• **EXERCISE TASK**: Every line of the data must be copied exactly.

(Figure content listings)
<<<<

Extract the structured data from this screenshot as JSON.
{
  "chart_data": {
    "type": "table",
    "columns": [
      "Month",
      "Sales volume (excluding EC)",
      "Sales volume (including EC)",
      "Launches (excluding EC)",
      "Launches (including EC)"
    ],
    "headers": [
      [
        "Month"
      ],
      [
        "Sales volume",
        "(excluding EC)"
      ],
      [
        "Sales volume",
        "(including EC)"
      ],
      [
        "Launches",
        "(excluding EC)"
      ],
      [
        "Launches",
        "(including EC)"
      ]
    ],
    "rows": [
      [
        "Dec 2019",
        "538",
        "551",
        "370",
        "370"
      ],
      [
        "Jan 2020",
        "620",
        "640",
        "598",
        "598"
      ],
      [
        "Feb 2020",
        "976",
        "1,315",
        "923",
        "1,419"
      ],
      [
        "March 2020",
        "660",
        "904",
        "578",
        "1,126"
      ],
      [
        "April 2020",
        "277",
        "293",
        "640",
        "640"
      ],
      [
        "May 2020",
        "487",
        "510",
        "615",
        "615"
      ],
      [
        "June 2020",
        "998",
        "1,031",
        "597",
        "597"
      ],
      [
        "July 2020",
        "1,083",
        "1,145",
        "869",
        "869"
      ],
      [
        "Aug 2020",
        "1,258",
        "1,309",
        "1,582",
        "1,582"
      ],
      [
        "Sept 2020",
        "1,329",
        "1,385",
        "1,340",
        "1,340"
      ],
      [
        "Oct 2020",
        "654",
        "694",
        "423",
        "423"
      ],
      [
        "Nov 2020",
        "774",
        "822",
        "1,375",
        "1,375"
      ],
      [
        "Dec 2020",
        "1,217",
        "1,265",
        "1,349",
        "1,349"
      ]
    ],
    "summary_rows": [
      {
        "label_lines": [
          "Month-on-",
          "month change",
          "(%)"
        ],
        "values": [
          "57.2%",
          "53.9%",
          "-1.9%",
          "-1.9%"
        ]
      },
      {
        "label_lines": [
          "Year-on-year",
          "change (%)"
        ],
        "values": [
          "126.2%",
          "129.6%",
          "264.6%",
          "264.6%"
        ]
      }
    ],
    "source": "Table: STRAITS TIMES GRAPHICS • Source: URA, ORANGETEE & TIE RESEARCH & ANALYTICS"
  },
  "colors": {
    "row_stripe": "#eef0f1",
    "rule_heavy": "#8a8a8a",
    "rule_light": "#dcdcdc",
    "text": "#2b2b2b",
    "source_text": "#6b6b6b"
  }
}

>>>>

• **SOLUTION FOR THIS EXERCISE**:
Extract the structured data from this screenshot as JSON.
{
  "chart_data": {
    "type": "table",
    "columns": [
      "Month",
      "Sales volume (excluding EC)",
      "Sales volume (including EC)",
      "Launches (excluding EC)",
      "Launches (including EC)"
    ],
    "headers": [
      [
        "Month"
      ],
      [
        "Sales volume",
        "(excluding EC)"
      ],
      [
        "Sales volume",
        "(including EC)"
      ],
      [
        "Launches",
        "(excluding EC)"
      ],
      [
        "Launches",
        "(including EC)"
      ]
    ],
    "rows": [
      [
        "Dec 2019",
        "538",
        "551",
        "370",
        "370"
      ],
      [
        "Jan 2020",
        "620",
        "640",
        "598",
        "598"
      ],
      [
        "Feb 2020",
        "976",
        "1,315",
        "923",
        "1,419"
      ],
      [
        "March 2020",
        "660",
        "904",
        "578",
        "1,126"
      ],
      [
        "April 2020",
        "277",
        "293",
        "640",
        "640"
      ],
      [
        "May 2020",
        "487",
        "510",
        "615",
        "615"
      ],
      [
        "June 2020",
        "998",
        "1,031",
        "597",
        "597"
      ],
      [
        "July 2020",
        "1,083",
        "1,145",
        "869",
        "869"
      ],
      [
        "Aug 2020",
        "1,258",
        "1,309",
        "1,582",
        "1,582"
      ],
      [
        "Sept 2020",
        "1,329",
        "1,385",
        "1,340",
        "1,340"
      ],
      [
        "Oct 2020",
        "654",
        "694",
        "423",
        "423"
      ],
      [
        "Nov 2020",
        "774",
        "822",
        "1,375",
        "1,375"
      ],
      [
        "Dec 2020",
        "1,217",
        "1,265",
        "1,349",
        "1,349"
      ]
    ],
    "summary_rows": [
      {
        "label_lines": [
          "Month-on-",
          "month change",
          "(%)"
        ],
        "values": [
          "57.2%",
          "53.9%",
          "-1.9%",
          "-1.9%"
        ]
      },
      {
        "label_lines": [
          "Year-on-year",
          "change (%)"
        ],
        "values": [
          "126.2%",
          "129.6%",
          "264.6%",
          "264.6%"
        ]
      }
    ],
    "source": "Table: STRAITS TIMES GRAPHICS • Source: URA, ORANGETEE & TIE RESEARCH & ANALYTICS"
  },
  "colors": {
    "row_stripe": "#eef0f1",
    "rule_heavy": "#8a8a8a",
    "rule_light": "#dcdcdc",
    "text": "#2b2b2b",
    "source_text": "#6b6b6b"
  }
}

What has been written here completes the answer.